**PROBLEM STATEMENT**
Gather all lines from the material that contain "image".

**DATA PROVIDED**
________________

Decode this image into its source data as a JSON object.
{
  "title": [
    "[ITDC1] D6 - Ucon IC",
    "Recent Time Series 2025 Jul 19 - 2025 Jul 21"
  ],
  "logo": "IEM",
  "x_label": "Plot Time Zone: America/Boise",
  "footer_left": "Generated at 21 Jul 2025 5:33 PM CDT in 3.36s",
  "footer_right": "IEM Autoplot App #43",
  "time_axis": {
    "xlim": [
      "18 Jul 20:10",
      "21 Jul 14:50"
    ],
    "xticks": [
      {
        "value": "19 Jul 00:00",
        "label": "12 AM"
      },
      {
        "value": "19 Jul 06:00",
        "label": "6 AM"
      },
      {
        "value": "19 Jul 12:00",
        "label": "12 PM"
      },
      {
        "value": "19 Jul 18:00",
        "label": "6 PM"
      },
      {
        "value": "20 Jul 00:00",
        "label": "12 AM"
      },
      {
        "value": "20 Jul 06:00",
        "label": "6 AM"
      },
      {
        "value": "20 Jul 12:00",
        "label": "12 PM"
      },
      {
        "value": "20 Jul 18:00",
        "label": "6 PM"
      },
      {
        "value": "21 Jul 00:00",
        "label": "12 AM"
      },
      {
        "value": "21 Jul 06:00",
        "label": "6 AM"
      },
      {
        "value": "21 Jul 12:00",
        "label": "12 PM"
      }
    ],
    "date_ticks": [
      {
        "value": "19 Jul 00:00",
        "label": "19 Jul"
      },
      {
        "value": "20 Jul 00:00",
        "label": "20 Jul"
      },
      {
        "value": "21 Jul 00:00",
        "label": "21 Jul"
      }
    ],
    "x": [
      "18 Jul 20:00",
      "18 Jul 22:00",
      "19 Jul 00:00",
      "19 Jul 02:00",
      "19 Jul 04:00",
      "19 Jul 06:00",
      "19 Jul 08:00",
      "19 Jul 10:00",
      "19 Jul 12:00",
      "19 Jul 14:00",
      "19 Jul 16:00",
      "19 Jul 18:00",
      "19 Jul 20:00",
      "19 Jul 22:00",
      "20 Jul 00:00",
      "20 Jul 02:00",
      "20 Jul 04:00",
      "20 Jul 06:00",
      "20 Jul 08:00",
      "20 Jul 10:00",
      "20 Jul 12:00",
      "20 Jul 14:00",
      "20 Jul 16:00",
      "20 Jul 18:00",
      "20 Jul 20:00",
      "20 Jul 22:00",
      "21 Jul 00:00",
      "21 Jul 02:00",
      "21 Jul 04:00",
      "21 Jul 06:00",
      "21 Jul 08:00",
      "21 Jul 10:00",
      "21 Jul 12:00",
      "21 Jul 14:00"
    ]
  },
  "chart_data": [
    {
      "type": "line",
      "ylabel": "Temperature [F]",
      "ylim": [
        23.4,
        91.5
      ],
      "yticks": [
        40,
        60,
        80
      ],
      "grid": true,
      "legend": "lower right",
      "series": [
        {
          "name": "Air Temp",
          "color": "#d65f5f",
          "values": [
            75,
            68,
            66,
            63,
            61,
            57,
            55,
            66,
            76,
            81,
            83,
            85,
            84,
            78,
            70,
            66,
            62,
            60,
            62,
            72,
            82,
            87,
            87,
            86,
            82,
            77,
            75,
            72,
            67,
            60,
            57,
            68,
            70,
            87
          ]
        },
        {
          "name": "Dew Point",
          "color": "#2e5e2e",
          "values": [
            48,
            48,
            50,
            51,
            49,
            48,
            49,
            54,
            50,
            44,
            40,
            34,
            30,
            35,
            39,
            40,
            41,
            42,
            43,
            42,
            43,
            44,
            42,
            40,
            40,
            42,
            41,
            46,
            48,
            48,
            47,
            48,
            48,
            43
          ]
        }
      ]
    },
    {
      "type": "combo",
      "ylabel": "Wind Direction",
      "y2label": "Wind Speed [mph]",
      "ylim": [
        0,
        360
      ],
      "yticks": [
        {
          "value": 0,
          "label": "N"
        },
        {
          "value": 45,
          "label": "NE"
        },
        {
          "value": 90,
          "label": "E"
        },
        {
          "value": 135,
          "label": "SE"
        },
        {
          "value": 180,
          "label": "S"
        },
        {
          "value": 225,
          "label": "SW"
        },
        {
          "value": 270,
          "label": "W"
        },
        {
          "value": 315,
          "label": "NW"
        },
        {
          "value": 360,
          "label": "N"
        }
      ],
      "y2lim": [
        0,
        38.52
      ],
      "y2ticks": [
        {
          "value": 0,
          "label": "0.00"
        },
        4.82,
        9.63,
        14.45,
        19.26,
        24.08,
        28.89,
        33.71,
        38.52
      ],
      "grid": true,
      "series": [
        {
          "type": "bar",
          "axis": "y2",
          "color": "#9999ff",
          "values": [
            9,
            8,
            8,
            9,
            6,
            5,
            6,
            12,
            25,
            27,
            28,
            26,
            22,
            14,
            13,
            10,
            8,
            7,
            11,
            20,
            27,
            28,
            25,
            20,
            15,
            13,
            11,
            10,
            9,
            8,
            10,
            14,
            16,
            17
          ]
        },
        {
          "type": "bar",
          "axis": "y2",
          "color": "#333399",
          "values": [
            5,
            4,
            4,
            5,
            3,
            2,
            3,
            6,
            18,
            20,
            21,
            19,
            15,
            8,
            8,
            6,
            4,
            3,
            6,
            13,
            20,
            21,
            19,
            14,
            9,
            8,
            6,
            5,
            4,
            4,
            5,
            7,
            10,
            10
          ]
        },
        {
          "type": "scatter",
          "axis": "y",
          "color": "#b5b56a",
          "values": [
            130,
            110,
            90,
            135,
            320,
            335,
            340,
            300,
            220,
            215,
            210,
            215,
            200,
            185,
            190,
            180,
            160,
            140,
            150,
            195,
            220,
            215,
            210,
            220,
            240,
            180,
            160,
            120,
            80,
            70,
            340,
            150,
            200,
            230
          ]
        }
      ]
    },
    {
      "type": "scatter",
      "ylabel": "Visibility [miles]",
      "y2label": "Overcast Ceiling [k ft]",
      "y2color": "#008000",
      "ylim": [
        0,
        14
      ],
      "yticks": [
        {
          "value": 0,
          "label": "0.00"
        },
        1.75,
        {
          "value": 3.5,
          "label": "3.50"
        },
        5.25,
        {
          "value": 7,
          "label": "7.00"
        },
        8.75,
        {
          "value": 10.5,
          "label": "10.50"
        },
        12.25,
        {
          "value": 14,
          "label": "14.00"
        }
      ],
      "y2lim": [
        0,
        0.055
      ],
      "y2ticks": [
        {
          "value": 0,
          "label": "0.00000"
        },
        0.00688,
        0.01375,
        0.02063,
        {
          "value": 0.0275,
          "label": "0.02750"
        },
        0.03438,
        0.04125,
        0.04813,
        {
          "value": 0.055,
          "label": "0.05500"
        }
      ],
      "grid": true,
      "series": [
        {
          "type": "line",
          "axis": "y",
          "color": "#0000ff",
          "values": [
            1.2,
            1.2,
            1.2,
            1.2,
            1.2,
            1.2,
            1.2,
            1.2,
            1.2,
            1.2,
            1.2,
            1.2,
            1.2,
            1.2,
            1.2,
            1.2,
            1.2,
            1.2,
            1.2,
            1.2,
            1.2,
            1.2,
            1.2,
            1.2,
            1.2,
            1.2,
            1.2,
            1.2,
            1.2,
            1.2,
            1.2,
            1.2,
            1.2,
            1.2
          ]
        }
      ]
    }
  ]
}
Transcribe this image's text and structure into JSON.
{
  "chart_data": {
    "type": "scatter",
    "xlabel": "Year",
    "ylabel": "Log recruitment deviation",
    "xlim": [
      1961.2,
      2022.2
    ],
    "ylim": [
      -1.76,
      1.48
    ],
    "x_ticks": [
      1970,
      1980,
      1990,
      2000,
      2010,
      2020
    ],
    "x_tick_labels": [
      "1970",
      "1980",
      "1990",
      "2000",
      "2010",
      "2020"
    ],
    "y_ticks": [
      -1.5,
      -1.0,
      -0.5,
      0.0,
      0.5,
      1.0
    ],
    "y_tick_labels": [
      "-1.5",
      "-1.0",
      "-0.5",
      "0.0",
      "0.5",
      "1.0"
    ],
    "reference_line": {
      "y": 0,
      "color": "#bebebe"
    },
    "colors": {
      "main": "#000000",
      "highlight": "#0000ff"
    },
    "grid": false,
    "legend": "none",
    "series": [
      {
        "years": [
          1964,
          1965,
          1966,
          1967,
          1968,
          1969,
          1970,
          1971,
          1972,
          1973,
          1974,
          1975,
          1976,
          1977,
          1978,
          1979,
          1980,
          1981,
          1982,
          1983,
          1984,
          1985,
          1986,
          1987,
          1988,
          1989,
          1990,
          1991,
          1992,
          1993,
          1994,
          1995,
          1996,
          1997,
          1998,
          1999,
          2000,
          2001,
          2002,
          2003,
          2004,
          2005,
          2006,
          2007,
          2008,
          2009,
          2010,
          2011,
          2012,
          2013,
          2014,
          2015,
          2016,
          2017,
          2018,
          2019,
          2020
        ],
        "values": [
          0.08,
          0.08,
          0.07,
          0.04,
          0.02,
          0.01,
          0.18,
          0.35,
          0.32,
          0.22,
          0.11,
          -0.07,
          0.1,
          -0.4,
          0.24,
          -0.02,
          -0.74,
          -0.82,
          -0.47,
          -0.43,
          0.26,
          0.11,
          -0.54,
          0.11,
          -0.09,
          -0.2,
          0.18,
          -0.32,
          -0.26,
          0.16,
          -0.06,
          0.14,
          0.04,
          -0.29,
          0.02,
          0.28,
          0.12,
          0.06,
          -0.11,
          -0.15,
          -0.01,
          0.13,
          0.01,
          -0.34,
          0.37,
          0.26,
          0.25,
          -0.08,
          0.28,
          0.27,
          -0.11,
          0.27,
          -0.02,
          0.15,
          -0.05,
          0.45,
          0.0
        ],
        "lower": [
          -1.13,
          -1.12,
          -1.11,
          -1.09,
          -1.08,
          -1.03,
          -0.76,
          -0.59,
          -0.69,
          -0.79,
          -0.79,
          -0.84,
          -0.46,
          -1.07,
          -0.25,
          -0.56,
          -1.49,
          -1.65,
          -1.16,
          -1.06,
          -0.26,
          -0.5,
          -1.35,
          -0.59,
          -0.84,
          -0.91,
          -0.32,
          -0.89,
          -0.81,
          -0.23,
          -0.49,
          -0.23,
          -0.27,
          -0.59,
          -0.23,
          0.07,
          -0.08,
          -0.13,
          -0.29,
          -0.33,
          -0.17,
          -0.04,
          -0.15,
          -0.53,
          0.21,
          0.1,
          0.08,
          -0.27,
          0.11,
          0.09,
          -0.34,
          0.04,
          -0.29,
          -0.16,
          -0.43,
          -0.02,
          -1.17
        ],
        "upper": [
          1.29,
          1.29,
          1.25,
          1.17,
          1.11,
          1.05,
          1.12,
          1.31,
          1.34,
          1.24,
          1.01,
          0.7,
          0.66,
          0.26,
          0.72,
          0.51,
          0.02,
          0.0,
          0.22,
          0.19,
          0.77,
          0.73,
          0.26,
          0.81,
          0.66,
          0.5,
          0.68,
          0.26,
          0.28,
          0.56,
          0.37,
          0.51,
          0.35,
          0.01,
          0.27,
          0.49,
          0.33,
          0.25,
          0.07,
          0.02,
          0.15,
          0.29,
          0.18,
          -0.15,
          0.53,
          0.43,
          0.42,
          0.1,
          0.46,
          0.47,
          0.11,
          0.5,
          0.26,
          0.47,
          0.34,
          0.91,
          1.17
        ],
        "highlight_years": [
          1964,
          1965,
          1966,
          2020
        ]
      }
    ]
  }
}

________________

**SOLUTION TO THE EXERCISE**
Decode this image into its source data as a JSON object.
Transcribe this image's text and structure into JSON.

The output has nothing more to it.